--- START OF DATA IN THIS EXERCISE ---
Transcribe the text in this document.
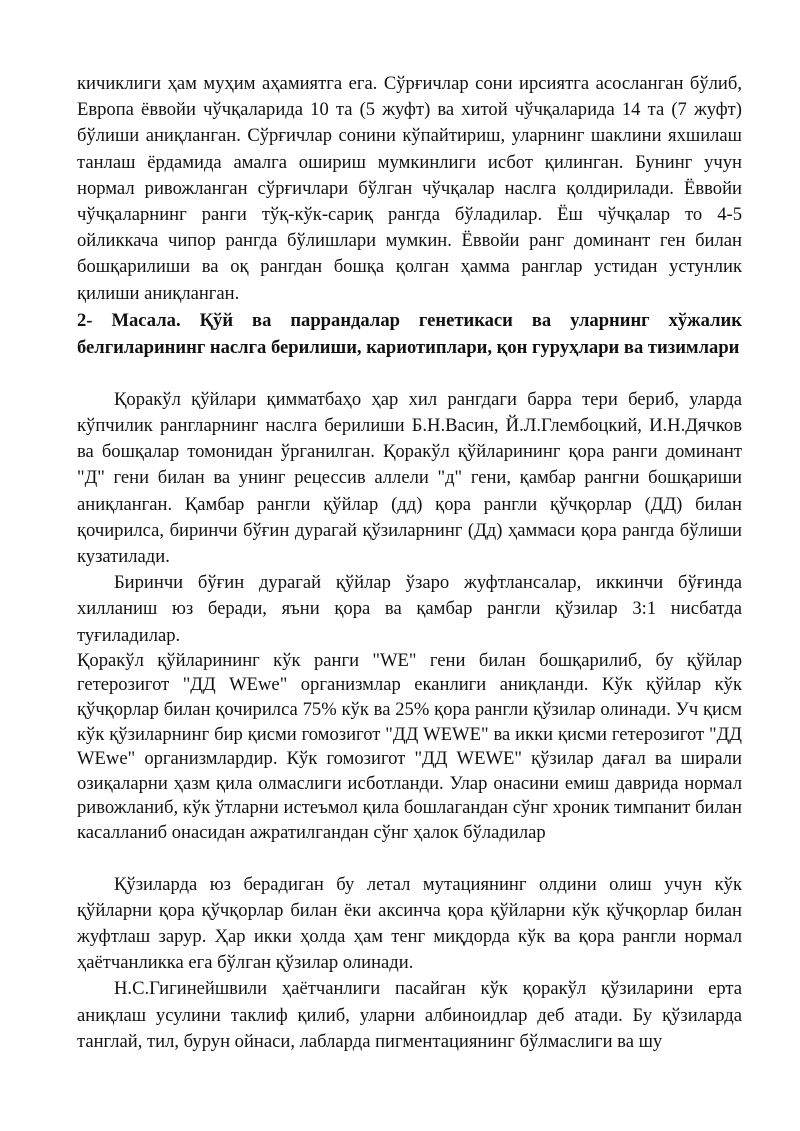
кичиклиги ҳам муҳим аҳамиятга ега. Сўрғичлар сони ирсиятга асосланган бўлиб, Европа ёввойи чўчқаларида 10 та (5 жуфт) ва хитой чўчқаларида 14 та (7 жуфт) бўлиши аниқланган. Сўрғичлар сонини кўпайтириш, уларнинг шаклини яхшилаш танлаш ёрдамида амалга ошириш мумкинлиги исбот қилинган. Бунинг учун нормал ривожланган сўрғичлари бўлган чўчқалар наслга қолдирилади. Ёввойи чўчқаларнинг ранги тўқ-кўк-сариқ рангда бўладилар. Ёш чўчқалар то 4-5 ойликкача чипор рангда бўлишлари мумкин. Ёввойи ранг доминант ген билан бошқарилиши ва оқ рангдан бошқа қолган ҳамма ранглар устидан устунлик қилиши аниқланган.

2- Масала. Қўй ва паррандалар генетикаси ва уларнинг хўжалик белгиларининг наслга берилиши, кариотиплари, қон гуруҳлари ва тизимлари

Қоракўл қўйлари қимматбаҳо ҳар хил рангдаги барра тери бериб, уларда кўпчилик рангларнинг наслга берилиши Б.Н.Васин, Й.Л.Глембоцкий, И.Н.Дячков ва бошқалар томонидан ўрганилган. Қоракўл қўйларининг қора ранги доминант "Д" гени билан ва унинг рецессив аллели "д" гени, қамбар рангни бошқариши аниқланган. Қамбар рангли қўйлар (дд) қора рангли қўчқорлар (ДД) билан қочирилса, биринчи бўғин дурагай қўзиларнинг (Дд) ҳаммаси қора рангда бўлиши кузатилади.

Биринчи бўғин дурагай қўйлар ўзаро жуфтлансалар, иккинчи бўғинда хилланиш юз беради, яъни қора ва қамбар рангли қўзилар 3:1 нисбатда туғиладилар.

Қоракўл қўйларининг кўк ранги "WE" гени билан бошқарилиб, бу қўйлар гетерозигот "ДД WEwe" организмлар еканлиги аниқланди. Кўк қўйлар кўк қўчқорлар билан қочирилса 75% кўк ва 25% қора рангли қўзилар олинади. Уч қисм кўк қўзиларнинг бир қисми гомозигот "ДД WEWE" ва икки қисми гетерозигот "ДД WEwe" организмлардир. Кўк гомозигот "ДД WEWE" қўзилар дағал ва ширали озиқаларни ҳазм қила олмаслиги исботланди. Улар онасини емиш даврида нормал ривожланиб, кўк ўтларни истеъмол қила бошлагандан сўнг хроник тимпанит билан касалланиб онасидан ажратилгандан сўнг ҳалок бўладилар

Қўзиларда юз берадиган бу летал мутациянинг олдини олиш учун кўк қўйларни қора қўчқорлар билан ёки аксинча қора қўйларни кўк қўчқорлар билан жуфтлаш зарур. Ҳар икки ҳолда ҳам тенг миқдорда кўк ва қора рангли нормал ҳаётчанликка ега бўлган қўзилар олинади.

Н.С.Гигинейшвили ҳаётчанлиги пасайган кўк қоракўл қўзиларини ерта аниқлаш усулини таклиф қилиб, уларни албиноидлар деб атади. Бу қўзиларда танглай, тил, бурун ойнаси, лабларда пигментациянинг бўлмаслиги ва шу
--- END OF DATA IN THIS EXERCISE ---
--- START OF DATA IN THIS EXERCISE ---
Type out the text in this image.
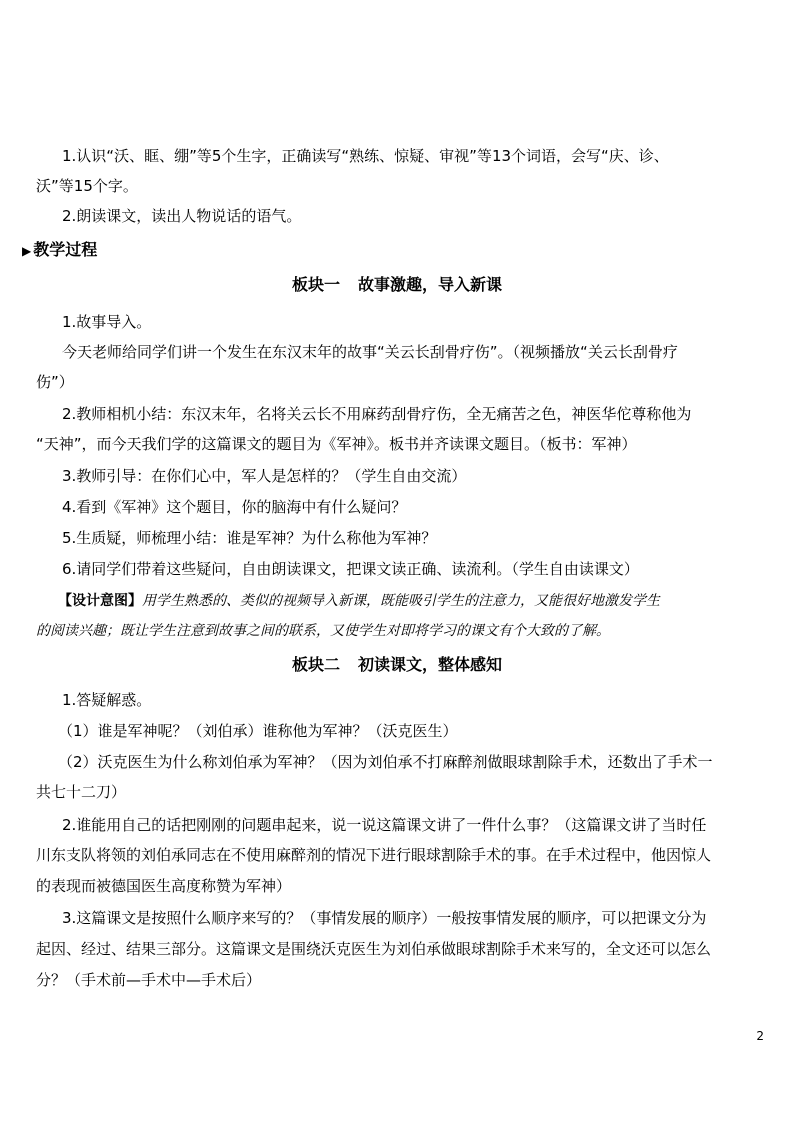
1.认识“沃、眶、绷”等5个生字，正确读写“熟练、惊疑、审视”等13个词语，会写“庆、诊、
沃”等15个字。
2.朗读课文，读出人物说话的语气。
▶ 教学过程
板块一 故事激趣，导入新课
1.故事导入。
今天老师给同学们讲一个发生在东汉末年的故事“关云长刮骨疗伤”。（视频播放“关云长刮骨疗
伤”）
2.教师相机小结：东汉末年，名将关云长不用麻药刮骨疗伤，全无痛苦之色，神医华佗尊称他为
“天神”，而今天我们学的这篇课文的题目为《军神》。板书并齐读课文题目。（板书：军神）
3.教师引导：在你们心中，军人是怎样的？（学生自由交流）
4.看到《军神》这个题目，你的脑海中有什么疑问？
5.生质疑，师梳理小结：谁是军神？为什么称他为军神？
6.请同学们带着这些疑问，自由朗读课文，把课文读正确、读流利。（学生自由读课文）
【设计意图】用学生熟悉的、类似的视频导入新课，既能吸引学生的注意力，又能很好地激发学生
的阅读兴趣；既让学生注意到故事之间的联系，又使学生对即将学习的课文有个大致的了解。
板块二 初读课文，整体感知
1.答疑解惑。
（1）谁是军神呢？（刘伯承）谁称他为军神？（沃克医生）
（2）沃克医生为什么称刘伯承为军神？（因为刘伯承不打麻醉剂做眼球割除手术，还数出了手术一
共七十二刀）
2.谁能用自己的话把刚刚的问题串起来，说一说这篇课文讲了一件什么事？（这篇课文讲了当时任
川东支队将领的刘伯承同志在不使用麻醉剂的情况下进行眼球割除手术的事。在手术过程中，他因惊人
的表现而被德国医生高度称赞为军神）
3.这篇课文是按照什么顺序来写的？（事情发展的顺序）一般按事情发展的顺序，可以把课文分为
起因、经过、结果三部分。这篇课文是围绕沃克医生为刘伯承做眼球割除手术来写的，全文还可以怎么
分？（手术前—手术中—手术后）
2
--- END OF DATA IN THIS EXERCISE ---
--- START OF DATA IN THIS EXERCISE ---
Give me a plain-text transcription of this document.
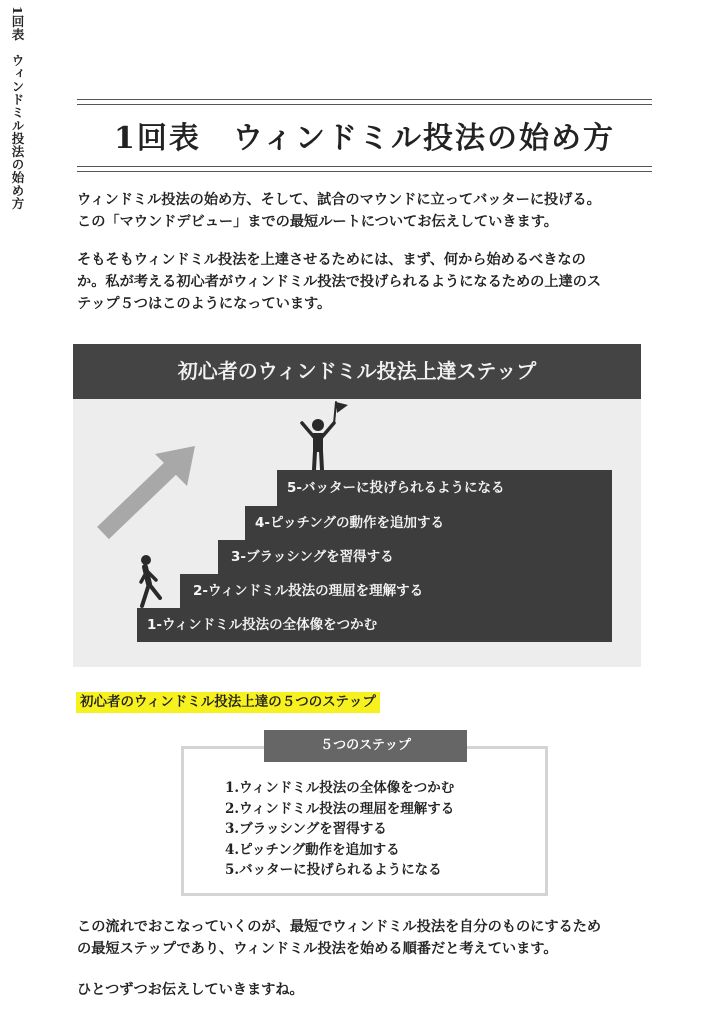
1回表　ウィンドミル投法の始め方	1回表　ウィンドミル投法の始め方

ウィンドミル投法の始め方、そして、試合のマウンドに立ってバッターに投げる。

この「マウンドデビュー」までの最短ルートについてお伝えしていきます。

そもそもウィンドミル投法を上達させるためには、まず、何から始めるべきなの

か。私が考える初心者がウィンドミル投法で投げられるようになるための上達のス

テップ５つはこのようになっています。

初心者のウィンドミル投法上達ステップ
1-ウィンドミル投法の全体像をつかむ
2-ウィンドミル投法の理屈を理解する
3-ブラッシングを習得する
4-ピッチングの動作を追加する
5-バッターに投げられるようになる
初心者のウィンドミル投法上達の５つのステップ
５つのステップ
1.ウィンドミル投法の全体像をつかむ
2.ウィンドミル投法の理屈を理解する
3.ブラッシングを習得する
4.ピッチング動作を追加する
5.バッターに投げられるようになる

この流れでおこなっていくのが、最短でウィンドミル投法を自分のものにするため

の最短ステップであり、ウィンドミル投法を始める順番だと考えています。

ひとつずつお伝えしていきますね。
--- END OF DATA IN THIS EXERCISE ---
▸ **OBJECTIVE**: Choose all lines containing the string "ウィンドミル投法の全体像をつかむ" and copy them out.

▸ **RESULT OF THE TASK**:
1-ウィンドミル投法の全体像をつかむ
1.ウィンドミル投法の全体像をつかむ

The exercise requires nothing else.